═════ The records ═════
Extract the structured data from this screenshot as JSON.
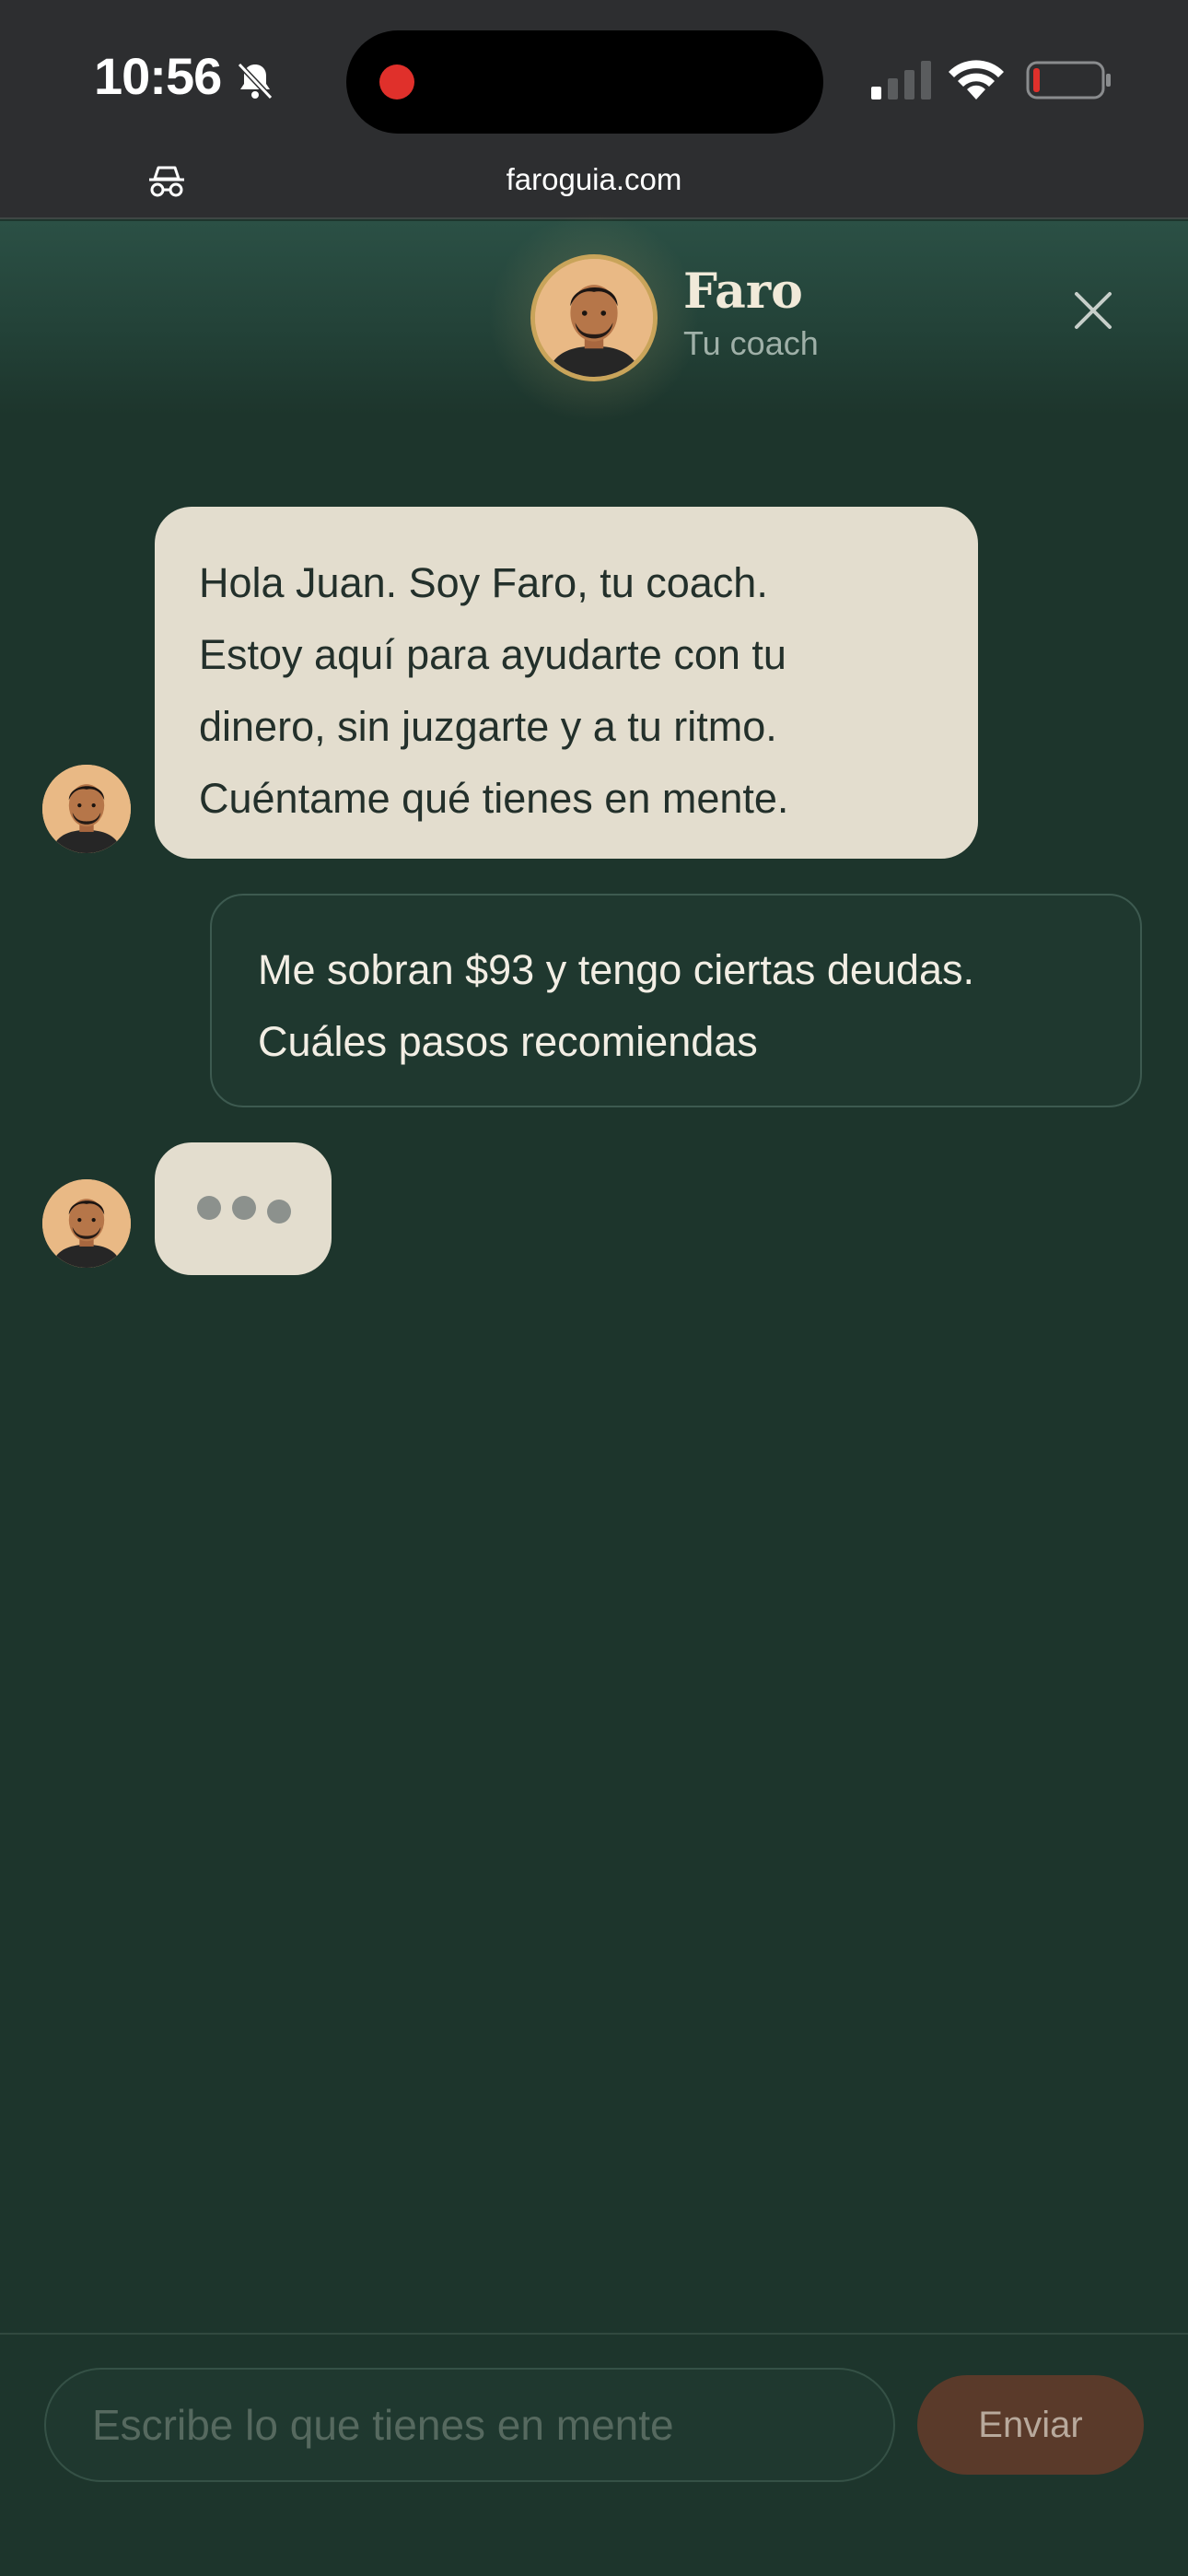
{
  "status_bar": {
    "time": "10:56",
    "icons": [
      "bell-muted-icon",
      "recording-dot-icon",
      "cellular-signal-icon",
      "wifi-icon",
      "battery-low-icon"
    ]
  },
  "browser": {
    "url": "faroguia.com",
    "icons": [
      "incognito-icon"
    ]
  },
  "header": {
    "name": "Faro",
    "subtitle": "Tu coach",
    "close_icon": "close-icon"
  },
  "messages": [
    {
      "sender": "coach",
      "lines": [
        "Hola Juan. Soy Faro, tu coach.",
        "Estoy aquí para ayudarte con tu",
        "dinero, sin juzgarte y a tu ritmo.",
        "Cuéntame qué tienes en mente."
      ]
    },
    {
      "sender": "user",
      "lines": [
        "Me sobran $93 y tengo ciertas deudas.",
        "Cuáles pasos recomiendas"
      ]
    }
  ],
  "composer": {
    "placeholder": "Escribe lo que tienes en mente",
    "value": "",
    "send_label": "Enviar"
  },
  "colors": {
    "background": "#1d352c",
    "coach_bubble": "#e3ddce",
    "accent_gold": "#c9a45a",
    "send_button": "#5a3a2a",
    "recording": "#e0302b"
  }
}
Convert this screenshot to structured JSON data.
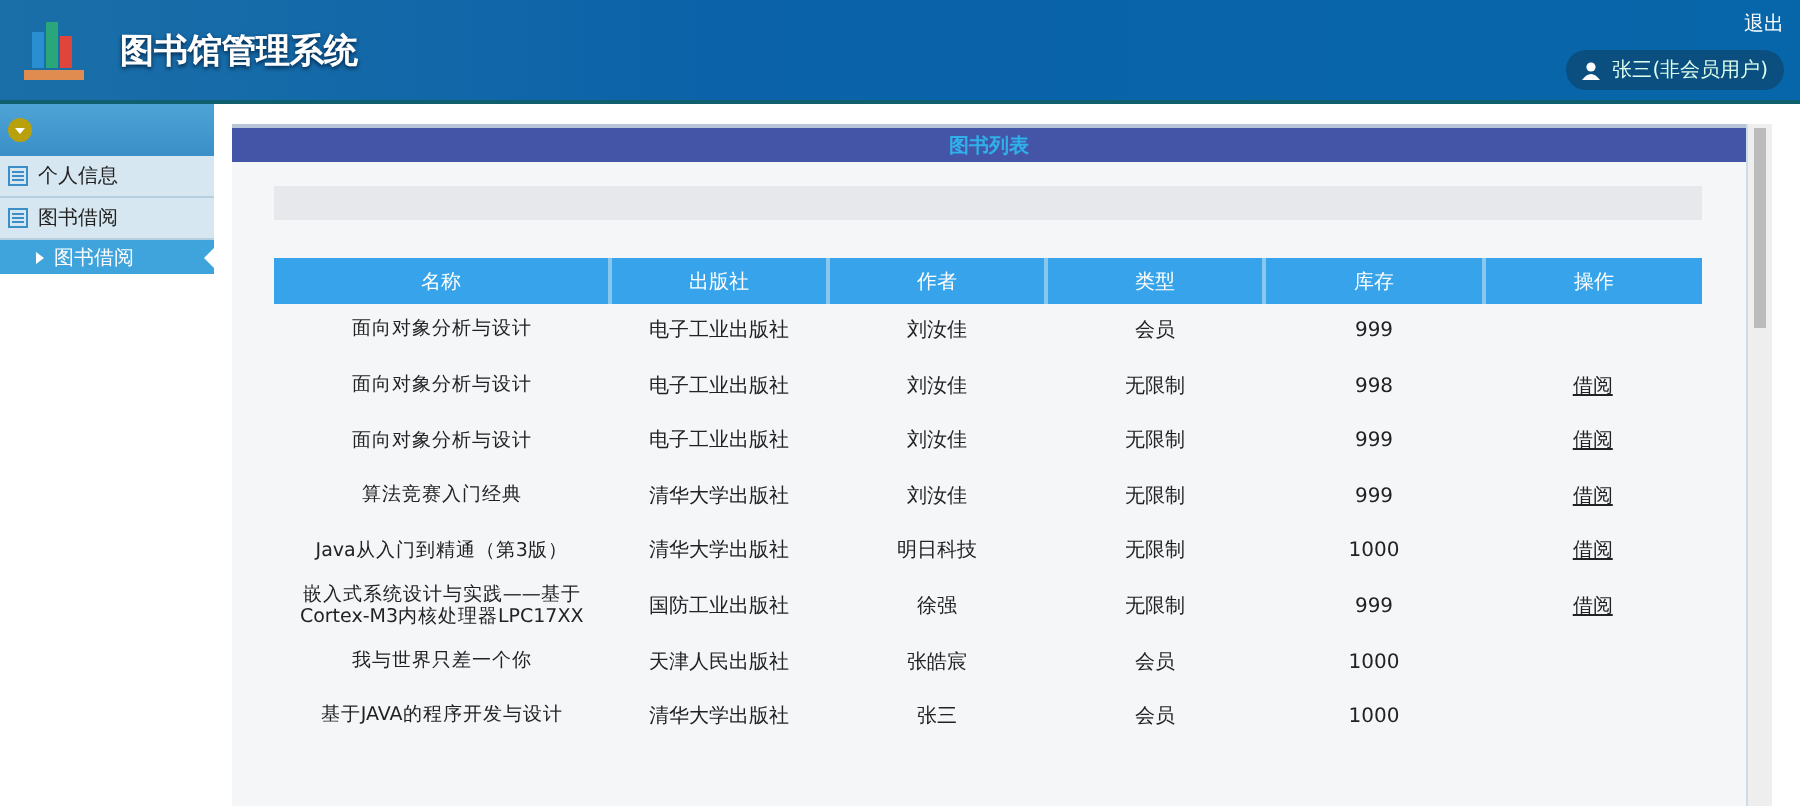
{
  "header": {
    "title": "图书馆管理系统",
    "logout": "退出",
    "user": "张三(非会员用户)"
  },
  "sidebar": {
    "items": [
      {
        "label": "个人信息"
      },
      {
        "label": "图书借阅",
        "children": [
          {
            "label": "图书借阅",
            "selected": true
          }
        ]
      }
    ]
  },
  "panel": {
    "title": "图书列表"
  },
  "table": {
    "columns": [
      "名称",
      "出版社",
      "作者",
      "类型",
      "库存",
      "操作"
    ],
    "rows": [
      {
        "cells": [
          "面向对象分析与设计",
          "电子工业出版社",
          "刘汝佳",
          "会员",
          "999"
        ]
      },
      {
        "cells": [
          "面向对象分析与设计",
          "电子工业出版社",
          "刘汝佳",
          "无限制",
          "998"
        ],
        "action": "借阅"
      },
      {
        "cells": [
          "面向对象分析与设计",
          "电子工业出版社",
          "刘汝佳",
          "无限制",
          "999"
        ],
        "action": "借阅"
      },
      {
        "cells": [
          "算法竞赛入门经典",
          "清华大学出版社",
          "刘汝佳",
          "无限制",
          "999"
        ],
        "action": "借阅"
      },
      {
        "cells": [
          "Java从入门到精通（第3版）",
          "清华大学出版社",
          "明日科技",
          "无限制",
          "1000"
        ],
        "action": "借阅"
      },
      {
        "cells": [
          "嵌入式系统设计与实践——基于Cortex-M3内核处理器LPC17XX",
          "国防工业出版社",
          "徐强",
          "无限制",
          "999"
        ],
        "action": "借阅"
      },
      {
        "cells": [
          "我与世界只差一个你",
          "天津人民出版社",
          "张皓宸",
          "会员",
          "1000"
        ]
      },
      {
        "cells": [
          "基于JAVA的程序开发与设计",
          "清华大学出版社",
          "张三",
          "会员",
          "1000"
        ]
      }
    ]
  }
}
═════
> [The exercise] Give the count of lines in the records that contain "JSON", and no other text.

> [Correct result] 2